Task description
Pull out every line below that contains the word "this".

## START

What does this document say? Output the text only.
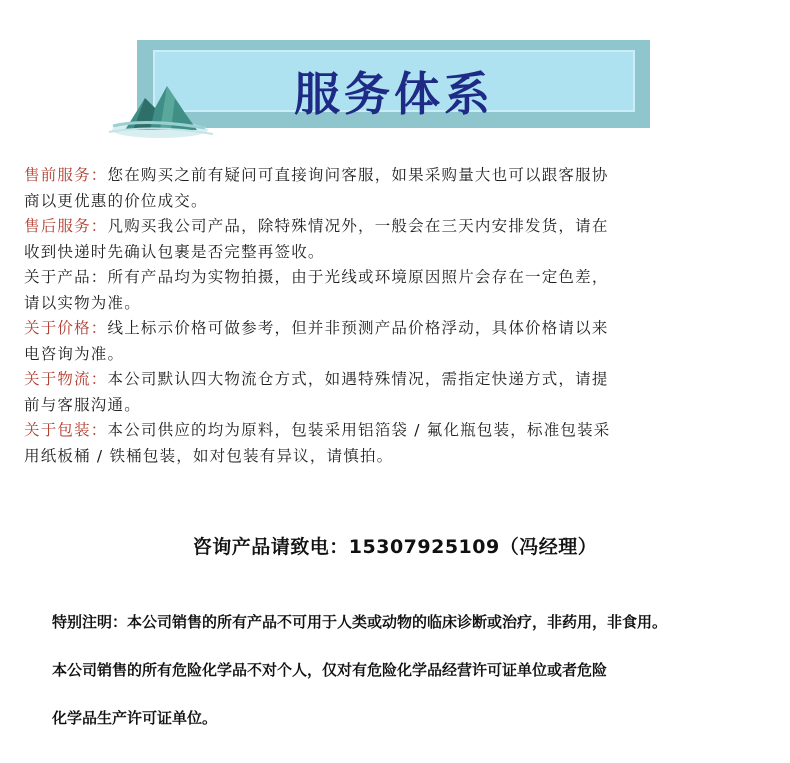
服务体系

售前服务：您在购买之前有疑问可直接询问客服，如果采购量大也可以跟客服协

商以更优惠的价位成交。

售后服务：凡购买我公司产品，除特殊情况外，一般会在三天内安排发货，请在

收到快递时先确认包裹是否完整再签收。

关于产品：所有产品均为实物拍摄，由于光线或环境原因照片会存在一定色差，

请以实物为准。

关于价格：线上标示价格可做参考，但并非预测产品价格浮动，具体价格请以来

电咨询为准。

关于物流：本公司默认四大物流仓方式，如遇特殊情况，需指定快递方式，请提

前与客服沟通。

关于包装：本公司供应的均为原料，包装采用铝箔袋 / 氟化瓶包装，标准包装采

用纸板桶 / 铁桶包装，如对包装有异议，请慎拍。

咨询产品请致电：15307925109（冯经理）
特别注明：本公司销售的所有产品不可用于人类或动物的临床诊断或治疗，非药用，非食用。
本公司销售的所有危险化学品不对个人，仅对有危险化学品经营许可证单位或者危险
化学品生产许可证单位。
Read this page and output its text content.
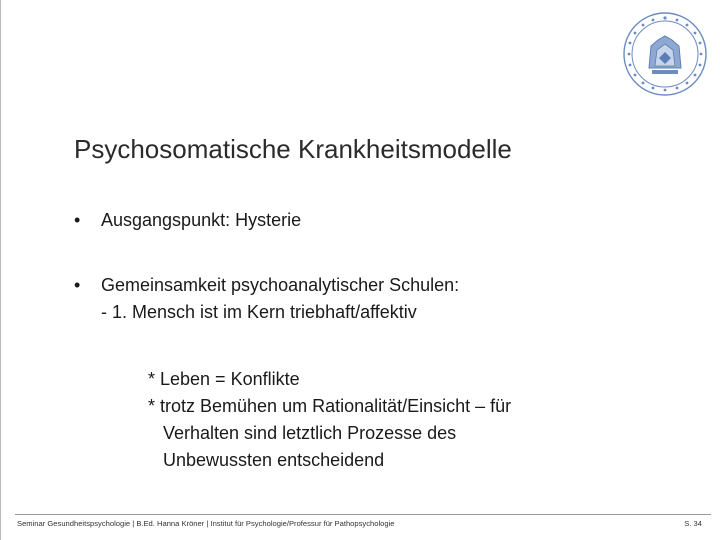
Psychosomatische Krankheitsmodelle
•	Ausgangspunkt: Hysterie
•	Gemeinsamkeit psychoanalytischer Schulen:
- 1. Mensch ist im Kern triebhaft/affektiv
* Leben = Konflikte
* trotz Bemühen um Rationalität/Einsicht – für
Verhalten sind letztlich Prozesse des
Unbewussten entscheidend
Seminar Gesundheitspsychologie | B.Ed. Hanna Kröner | Institut für Psychologie/Professur für Pathopsychologie	S. 34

## END

Response to the task
What does this document say? Output the text only.
Read this page and output its text content.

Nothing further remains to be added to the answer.